#### DATASET
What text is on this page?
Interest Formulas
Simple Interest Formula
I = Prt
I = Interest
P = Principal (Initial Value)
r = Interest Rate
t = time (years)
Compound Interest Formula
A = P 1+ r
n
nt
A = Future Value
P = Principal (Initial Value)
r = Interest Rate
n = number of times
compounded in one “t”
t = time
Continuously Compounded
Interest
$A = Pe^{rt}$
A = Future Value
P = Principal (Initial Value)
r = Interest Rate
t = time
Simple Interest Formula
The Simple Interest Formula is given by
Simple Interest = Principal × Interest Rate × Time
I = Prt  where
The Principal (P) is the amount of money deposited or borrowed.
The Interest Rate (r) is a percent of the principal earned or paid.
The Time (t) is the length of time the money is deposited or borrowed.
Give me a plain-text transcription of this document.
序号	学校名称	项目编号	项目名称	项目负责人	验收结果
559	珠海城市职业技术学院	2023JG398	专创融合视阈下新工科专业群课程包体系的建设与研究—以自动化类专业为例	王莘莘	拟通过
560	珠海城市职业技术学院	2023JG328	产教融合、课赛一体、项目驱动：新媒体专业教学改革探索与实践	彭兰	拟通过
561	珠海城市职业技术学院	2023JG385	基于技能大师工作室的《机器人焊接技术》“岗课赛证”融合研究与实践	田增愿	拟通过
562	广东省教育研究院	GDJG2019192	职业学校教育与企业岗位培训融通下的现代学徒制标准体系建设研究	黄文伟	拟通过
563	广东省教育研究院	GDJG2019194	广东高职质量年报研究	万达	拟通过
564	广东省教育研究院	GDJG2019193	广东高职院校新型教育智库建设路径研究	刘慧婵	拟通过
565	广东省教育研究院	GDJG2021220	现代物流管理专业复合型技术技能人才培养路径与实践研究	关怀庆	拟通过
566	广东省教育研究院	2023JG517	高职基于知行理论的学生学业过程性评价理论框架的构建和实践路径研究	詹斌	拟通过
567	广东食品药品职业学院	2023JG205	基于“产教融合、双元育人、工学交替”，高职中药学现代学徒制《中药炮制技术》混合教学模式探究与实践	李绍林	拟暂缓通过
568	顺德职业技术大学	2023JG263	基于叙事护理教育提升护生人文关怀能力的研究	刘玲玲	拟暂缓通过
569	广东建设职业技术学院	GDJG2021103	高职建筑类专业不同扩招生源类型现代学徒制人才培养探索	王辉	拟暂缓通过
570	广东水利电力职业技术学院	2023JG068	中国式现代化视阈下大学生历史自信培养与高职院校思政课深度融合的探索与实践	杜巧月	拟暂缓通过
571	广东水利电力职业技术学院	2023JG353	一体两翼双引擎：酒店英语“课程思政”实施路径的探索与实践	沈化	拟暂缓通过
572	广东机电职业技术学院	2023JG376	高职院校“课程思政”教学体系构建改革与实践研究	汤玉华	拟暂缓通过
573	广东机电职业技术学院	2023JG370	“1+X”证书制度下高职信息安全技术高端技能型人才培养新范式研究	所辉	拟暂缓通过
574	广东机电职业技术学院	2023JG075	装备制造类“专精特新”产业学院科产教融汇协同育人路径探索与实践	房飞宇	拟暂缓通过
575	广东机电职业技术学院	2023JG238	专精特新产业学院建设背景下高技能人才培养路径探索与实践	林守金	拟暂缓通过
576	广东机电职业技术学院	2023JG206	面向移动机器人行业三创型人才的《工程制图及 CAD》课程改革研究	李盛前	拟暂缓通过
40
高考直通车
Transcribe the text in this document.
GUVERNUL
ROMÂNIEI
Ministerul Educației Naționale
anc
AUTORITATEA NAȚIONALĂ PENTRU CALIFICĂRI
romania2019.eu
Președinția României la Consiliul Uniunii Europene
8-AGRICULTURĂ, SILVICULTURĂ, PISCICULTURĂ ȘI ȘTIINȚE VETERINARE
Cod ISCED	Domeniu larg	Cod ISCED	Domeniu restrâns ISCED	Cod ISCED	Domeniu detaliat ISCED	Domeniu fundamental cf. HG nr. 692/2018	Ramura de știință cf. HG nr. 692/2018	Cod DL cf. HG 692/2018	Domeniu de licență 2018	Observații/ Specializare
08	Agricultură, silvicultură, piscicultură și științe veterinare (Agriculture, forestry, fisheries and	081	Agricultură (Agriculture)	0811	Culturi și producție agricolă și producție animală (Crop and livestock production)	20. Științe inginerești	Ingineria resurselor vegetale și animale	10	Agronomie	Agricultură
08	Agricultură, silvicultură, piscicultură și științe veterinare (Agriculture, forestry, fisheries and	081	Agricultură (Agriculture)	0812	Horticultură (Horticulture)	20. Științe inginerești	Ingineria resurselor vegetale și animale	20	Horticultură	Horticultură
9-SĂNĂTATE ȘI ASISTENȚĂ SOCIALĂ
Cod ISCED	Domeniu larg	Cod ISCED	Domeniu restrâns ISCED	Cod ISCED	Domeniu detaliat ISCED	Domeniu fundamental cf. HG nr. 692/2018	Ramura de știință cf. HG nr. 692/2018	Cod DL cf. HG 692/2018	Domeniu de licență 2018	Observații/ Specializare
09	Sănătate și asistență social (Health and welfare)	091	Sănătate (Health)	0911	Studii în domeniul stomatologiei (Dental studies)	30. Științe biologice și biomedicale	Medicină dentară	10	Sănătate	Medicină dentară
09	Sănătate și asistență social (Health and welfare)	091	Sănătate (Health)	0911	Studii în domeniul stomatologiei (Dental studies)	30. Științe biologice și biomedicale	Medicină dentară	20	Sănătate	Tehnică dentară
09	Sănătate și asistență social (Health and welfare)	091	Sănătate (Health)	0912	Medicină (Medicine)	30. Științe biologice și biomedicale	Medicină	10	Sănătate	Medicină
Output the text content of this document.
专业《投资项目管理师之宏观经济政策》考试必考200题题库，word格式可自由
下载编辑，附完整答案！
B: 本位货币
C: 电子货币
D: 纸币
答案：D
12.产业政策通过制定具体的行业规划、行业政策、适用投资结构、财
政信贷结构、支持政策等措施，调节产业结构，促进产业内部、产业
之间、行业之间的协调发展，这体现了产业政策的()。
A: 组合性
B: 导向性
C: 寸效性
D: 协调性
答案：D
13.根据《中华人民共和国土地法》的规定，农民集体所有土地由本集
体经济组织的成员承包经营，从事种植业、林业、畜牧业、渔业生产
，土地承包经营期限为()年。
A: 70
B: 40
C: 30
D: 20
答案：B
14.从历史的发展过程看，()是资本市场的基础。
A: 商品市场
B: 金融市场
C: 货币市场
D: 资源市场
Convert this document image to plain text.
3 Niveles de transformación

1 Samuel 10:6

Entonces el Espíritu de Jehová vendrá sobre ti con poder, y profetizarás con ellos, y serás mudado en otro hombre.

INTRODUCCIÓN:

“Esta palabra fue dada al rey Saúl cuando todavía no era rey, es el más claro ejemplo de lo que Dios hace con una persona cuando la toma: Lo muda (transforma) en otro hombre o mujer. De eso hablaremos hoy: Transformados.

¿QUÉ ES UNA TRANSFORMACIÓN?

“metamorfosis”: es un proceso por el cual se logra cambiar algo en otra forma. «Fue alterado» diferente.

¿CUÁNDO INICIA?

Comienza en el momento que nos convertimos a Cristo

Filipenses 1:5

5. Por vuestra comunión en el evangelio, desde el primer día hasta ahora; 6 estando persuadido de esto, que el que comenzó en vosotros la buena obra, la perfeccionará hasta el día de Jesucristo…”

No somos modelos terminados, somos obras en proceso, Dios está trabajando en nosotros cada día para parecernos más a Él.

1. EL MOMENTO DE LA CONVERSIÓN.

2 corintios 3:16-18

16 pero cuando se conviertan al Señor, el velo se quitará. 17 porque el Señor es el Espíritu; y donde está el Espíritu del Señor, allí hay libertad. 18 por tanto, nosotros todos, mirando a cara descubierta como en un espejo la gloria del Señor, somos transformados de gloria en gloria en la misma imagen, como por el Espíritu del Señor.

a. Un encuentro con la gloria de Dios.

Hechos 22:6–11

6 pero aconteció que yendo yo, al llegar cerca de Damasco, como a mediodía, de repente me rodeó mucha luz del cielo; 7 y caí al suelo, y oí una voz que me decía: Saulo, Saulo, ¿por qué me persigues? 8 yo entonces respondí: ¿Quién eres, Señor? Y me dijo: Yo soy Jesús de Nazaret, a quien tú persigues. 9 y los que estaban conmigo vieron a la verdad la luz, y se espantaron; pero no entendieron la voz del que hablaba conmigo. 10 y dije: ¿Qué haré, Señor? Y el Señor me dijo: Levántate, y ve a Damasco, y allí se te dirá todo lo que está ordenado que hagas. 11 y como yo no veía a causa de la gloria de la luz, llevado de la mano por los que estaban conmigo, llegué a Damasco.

#### EXERCISE BRIEF
Where does the word "Dios" appear? Return each line that holds it.

#### CORRECT RESULT
“Esta palabra fue dada al rey Saúl cuando todavía no era rey, es el más claro ejemplo de lo que Dios hace con una persona cuando la toma: Lo muda (transforma) en otro hombre o mujer. De eso hablaremos hoy: Transformados.
No somos modelos terminados, somos obras en proceso, Dios está trabajando en nosotros cada día para parecernos más a Él.
a. Un encuentro con la gloria de Dios.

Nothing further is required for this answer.